__The request__:
Find the string "JSON" in the records. Copy every line it appears in.

__Data__:

______

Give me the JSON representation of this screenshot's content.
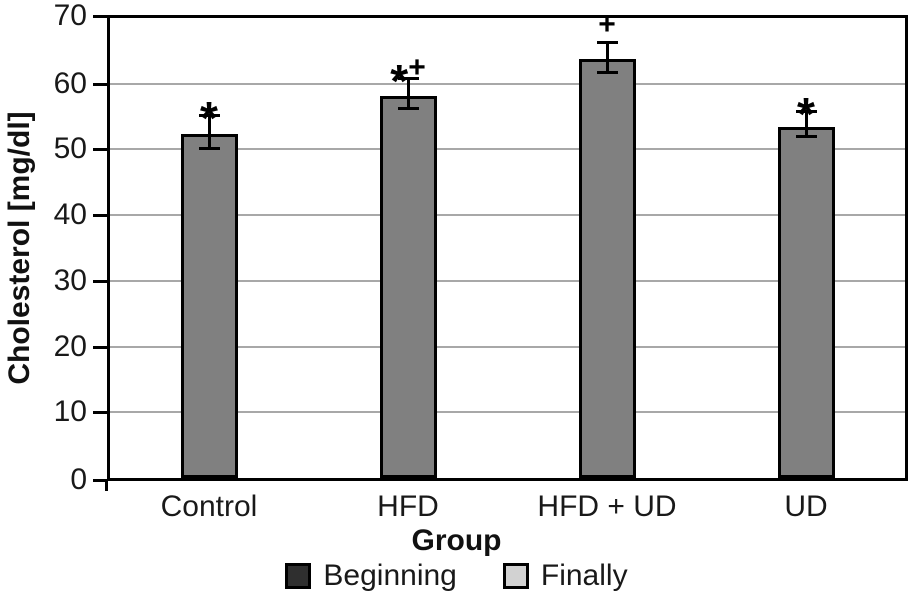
{
  "chart_data": {
    "type": "bar",
    "title": "",
    "xlabel": "Group",
    "ylabel": "Cholesterol [mg/dl]",
    "ylim": [
      0,
      70
    ],
    "yticks": [
      0,
      10,
      20,
      30,
      40,
      50,
      60,
      70
    ],
    "grid": true,
    "gridline_color": "#a8a8a8",
    "categories": [
      "Control",
      "HFD",
      "HFD + UD",
      "UD"
    ],
    "series": [
      {
        "name": "Finally",
        "values": [
          52.3,
          58.2,
          63.7,
          53.4
        ],
        "err_up": [
          3.0,
          2.7,
          2.7,
          2.4
        ],
        "err_down": [
          2.3,
          2.1,
          2.0,
          1.5
        ],
        "annotations": [
          "*",
          "*+",
          "+",
          "*"
        ],
        "bar_color": "#808080",
        "bar_border": "#000000"
      }
    ],
    "legend_position": "bottom",
    "legend": [
      {
        "label": "Beginning",
        "color": "#2f2f2f"
      },
      {
        "label": "Finally",
        "color": "#d2d2d2"
      }
    ]
  }
}
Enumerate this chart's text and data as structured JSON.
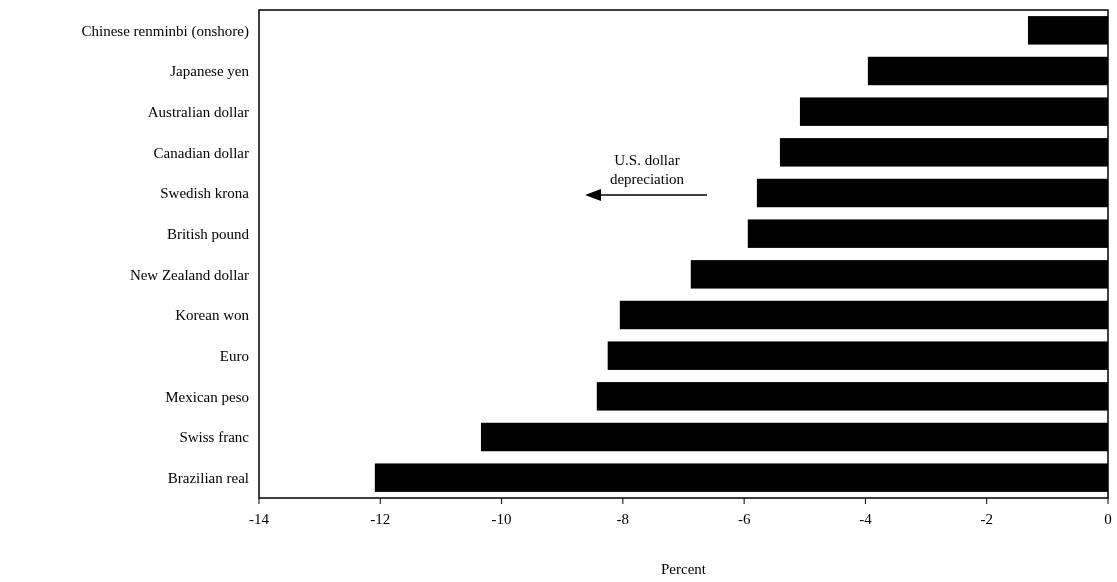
{
  "chart_data": {
    "type": "bar",
    "orientation": "horizontal",
    "xlabel": "Percent",
    "categories": [
      "Chinese renminbi (onshore)",
      "Japanese yen",
      "Australian dollar",
      "Canadian dollar",
      "Swedish krona",
      "British pound",
      "New Zealand dollar",
      "Korean won",
      "Euro",
      "Mexican peso",
      "Swiss franc",
      "Brazilian real"
    ],
    "values": [
      -1.32,
      -3.96,
      -5.08,
      -5.41,
      -5.79,
      -5.94,
      -6.88,
      -8.05,
      -8.25,
      -8.43,
      -10.34,
      -12.09
    ],
    "color": "#000000",
    "xlim": [
      -14,
      0
    ],
    "xticks": [
      -14,
      -12,
      -10,
      -8,
      -6,
      -4,
      -2,
      0
    ],
    "grid": false,
    "annotations": [
      "U.S. dollar\ndepreciation"
    ]
  }
}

______

__Answer to this problem__:
Give me the JSON representation of this screenshot's content.
Enumerate this chart's text and data as structured JSON.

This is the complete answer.